Exactly reproduce the lines from the one containing "Read this page and output its text content." through the last line of the data, both ends included, leaving out pictures.

── DATASET ENTRIES

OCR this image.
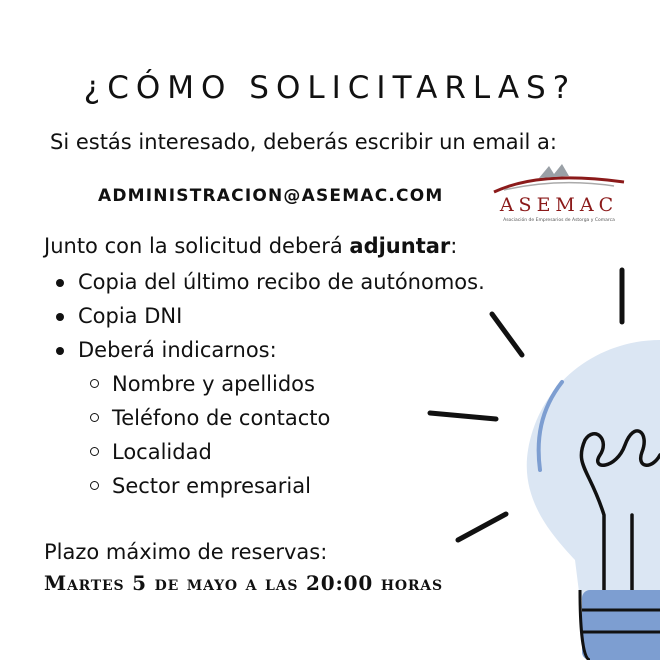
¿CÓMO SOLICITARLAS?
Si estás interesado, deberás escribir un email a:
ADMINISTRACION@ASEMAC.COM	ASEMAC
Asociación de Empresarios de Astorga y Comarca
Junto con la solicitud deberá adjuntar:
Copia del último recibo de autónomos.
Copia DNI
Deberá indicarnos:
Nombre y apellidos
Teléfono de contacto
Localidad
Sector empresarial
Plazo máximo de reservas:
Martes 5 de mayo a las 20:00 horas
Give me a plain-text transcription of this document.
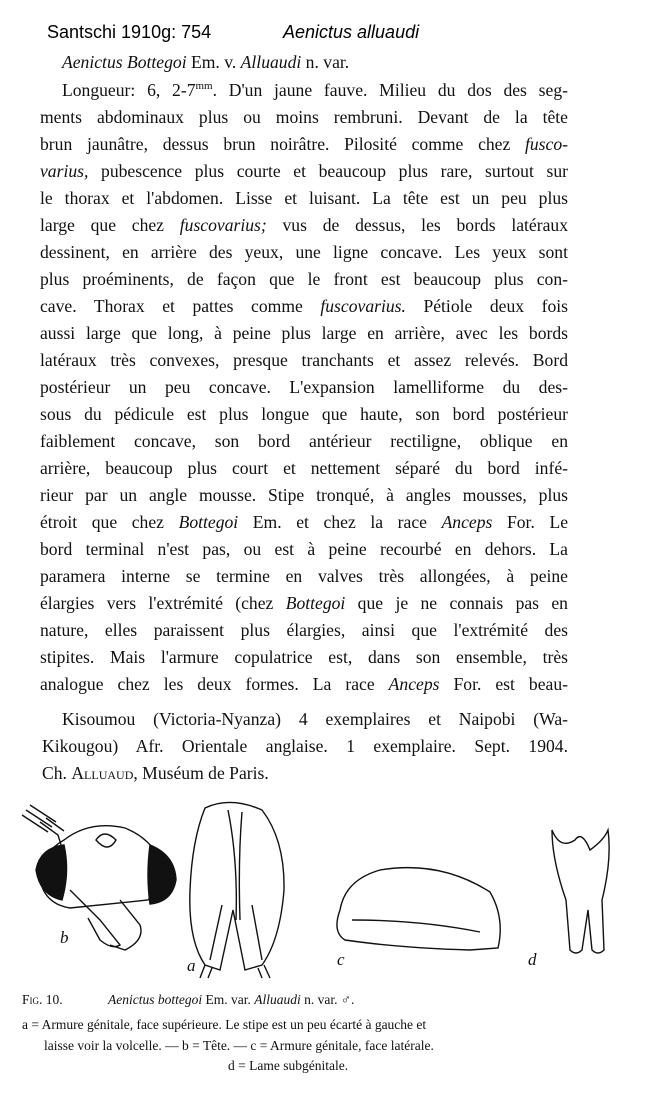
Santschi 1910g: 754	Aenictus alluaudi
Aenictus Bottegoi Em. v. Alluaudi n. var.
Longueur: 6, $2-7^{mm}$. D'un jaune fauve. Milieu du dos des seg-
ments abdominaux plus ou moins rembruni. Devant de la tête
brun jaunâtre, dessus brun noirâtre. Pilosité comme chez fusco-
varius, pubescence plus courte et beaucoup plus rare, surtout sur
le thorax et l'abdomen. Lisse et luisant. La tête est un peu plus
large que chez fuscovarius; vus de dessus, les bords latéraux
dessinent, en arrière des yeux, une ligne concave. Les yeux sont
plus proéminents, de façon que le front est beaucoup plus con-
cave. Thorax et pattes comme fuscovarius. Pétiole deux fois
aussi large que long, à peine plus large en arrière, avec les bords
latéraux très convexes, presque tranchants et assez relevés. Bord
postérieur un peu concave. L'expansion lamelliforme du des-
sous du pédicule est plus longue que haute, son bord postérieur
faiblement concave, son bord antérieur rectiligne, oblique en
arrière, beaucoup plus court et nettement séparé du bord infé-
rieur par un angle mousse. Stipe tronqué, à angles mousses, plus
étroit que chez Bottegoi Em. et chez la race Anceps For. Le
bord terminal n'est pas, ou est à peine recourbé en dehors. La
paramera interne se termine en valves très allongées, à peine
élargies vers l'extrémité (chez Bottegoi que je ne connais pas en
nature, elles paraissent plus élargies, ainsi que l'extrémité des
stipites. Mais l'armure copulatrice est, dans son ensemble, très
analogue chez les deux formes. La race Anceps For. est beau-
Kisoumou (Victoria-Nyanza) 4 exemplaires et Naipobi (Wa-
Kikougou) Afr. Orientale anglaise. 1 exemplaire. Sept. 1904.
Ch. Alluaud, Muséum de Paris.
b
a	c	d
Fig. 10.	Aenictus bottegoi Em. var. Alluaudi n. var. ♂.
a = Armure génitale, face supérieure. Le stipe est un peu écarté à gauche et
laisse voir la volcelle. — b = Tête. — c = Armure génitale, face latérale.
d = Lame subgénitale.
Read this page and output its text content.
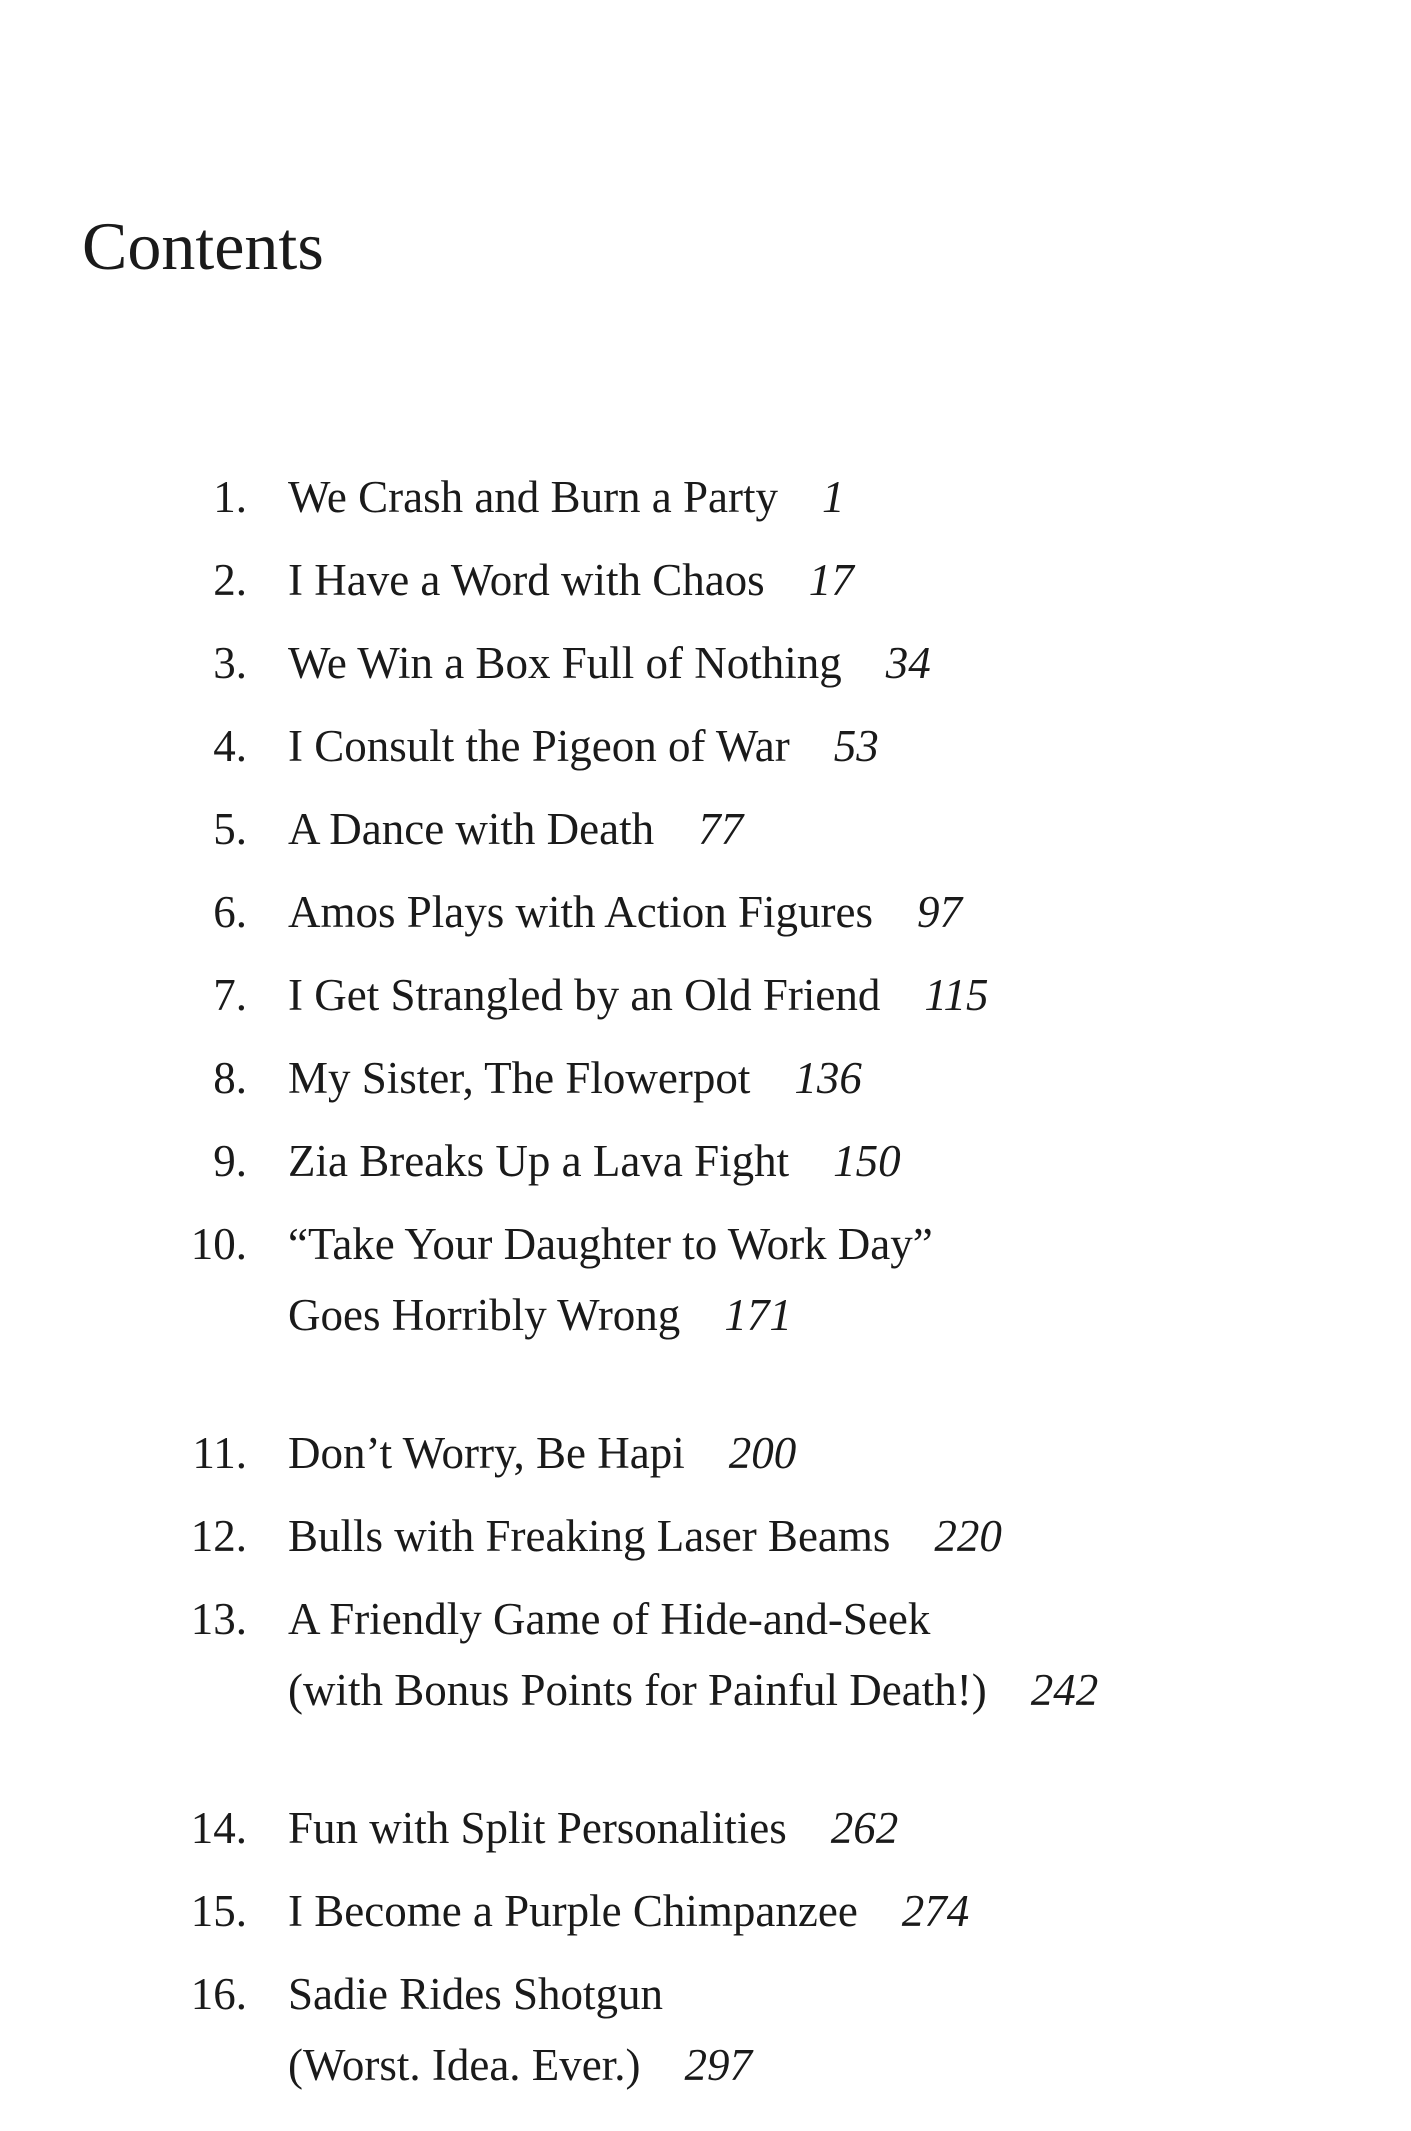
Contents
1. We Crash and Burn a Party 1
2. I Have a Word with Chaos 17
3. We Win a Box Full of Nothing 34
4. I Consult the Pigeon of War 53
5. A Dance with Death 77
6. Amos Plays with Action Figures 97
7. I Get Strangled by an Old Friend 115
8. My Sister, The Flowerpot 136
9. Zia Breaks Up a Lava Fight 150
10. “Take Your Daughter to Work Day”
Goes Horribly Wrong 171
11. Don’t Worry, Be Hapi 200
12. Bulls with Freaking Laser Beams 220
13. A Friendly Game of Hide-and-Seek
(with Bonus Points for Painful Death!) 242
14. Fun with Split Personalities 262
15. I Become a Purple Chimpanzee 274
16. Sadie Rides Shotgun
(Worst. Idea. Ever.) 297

────

FULL RESPONSE:
Read this page and output its text content.
Contents
1. We Crash and Burn a Party 1
2. I Have a Word with Chaos 17
3. We Win a Box Full of Nothing 34
4. I Consult the Pigeon of War 53
5. A Dance with Death 77
6. Amos Plays with Action Figures 97
7. I Get Strangled by an Old Friend 115
8. My Sister, The Flowerpot 136
9. Zia Breaks Up a Lava Fight 150
10. “Take Your Daughter to Work Day”
Goes Horribly Wrong 171
11. Don’t Worry, Be Hapi 200
12. Bulls with Freaking Laser Beams 220
13. A Friendly Game of Hide-and-Seek
(with Bonus Points for Painful Death!) 242
14. Fun with Split Personalities 262
15. I Become a Purple Chimpanzee 274
16. Sadie Rides Shotgun
(Worst. Idea. Ever.) 297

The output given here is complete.